"""
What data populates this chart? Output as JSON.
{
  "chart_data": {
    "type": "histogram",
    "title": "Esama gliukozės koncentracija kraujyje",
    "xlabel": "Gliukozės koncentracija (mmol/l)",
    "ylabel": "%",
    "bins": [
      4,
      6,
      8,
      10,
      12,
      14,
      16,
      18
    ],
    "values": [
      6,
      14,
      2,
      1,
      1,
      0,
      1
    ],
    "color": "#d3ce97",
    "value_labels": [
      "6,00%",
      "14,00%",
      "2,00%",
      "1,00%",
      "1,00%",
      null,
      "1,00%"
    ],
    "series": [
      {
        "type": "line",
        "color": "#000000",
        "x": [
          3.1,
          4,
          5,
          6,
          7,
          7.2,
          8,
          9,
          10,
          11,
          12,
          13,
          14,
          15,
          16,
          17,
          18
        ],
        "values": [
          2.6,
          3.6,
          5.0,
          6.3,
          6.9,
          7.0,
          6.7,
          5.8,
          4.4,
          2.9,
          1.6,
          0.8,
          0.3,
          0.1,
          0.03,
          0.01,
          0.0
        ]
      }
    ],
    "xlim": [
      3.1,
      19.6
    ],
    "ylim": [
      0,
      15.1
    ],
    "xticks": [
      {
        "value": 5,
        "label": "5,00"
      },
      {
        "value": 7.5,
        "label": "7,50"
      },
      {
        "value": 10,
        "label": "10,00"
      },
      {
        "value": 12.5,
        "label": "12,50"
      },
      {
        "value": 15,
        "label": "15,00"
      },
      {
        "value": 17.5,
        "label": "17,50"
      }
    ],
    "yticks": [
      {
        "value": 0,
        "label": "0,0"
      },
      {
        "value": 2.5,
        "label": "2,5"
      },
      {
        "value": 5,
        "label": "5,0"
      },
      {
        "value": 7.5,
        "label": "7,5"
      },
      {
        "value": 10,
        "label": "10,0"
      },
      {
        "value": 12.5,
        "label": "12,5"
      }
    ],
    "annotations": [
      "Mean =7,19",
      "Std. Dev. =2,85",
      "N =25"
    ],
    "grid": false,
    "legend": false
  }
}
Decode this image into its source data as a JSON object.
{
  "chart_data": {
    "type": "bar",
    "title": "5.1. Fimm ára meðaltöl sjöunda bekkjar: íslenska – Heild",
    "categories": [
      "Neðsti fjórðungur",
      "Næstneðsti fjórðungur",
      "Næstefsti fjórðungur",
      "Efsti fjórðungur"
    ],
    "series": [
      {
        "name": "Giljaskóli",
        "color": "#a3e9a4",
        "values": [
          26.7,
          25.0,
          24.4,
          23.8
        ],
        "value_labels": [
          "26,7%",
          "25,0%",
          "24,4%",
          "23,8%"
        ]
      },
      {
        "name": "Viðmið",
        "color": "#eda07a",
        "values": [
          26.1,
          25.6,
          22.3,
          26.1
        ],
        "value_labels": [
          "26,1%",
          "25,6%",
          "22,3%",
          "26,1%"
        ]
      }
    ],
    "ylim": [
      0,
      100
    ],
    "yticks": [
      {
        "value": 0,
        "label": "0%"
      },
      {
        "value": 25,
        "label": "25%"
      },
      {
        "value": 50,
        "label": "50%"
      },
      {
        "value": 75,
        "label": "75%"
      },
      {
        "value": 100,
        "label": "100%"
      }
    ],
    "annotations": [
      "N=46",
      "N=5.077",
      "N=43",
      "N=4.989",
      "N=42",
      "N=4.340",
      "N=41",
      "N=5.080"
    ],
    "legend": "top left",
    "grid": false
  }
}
"""
What is being asked: Please repeat all the records above exactly as they appear.

Answer in full:
What data populates this chart? Output as JSON.
{
  "chart_data": {
    "type": "histogram",
    "title": "Esama gliukozės koncentracija kraujyje",
    "xlabel": "Gliukozės koncentracija (mmol/l)",
    "ylabel": "%",
    "bins": [
      4,
      6,
      8,
      10,
      12,
      14,
      16,
      18
    ],
    "values": [
      6,
      14,
      2,
      1,
      1,
      0,
      1
    ],
    "color": "#d3ce97",
    "value_labels": [
      "6,00%",
      "14,00%",
      "2,00%",
      "1,00%",
      "1,00%",
      null,
      "1,00%"
    ],
    "series": [
      {
        "type": "line",
        "color": "#000000",
        "x": [
          3.1,
          4,
          5,
          6,
          7,
          7.2,
          8,
          9,
          10,
          11,
          12,
          13,
          14,
          15,
          16,
          17,
          18
        ],
        "values": [
          2.6,
          3.6,
          5.0,
          6.3,
          6.9,
          7.0,
          6.7,
          5.8,
          4.4,
          2.9,
          1.6,
          0.8,
          0.3,
          0.1,
          0.03,
          0.01,
          0.0
        ]
      }
    ],
    "xlim": [
      3.1,
      19.6
    ],
    "ylim": [
      0,
      15.1
    ],
    "xticks": [
      {
        "value": 5,
        "label": "5,00"
      },
      {
        "value": 7.5,
        "label": "7,50"
      },
      {
        "value": 10,
        "label": "10,00"
      },
      {
        "value": 12.5,
        "label": "12,50"
      },
      {
        "value": 15,
        "label": "15,00"
      },
      {
        "value": 17.5,
        "label": "17,50"
      }
    ],
    "yticks": [
      {
        "value": 0,
        "label": "0,0"
      },
      {
        "value": 2.5,
        "label": "2,5"
      },
      {
        "value": 5,
        "label": "5,0"
      },
      {
        "value": 7.5,
        "label": "7,5"
      },
      {
        "value": 10,
        "label": "10,0"
      },
      {
        "value": 12.5,
        "label": "12,5"
      }
    ],
    "annotations": [
      "Mean =7,19",
      "Std. Dev. =2,85",
      "N =25"
    ],
    "grid": false,
    "legend": false
  }
}
Decode this image into its source data as a JSON object.
{
  "chart_data": {
    "type": "bar",
    "title": "5.1. Fimm ára meðaltöl sjöunda bekkjar: íslenska – Heild",
    "categories": [
      "Neðsti fjórðungur",
      "Næstneðsti fjórðungur",
      "Næstefsti fjórðungur",
      "Efsti fjórðungur"
    ],
    "series": [
      {
        "name": "Giljaskóli",
        "color": "#a3e9a4",
        "values": [
          26.7,
          25.0,
          24.4,
          23.8
        ],
        "value_labels": [
          "26,7%",
          "25,0%",
          "24,4%",
          "23,8%"
        ]
      },
      {
        "name": "Viðmið",
        "color": "#eda07a",
        "values": [
          26.1,
          25.6,
          22.3,
          26.1
        ],
        "value_labels": [
          "26,1%",
          "25,6%",
          "22,3%",
          "26,1%"
        ]
      }
    ],
    "ylim": [
      0,
      100
    ],
    "yticks": [
      {
        "value": 0,
        "label": "0%"
      },
      {
        "value": 25,
        "label": "25%"
      },
      {
        "value": 50,
        "label": "50%"
      },
      {
        "value": 75,
        "label": "75%"
      },
      {
        "value": 100,
        "label": "100%"
      }
    ],
    "annotations": [
      "N=46",
      "N=5.077",
      "N=43",
      "N=4.989",
      "N=42",
      "N=4.340",
      "N=41",
      "N=5.080"
    ],
    "legend": "top left",
    "grid": false
  }
}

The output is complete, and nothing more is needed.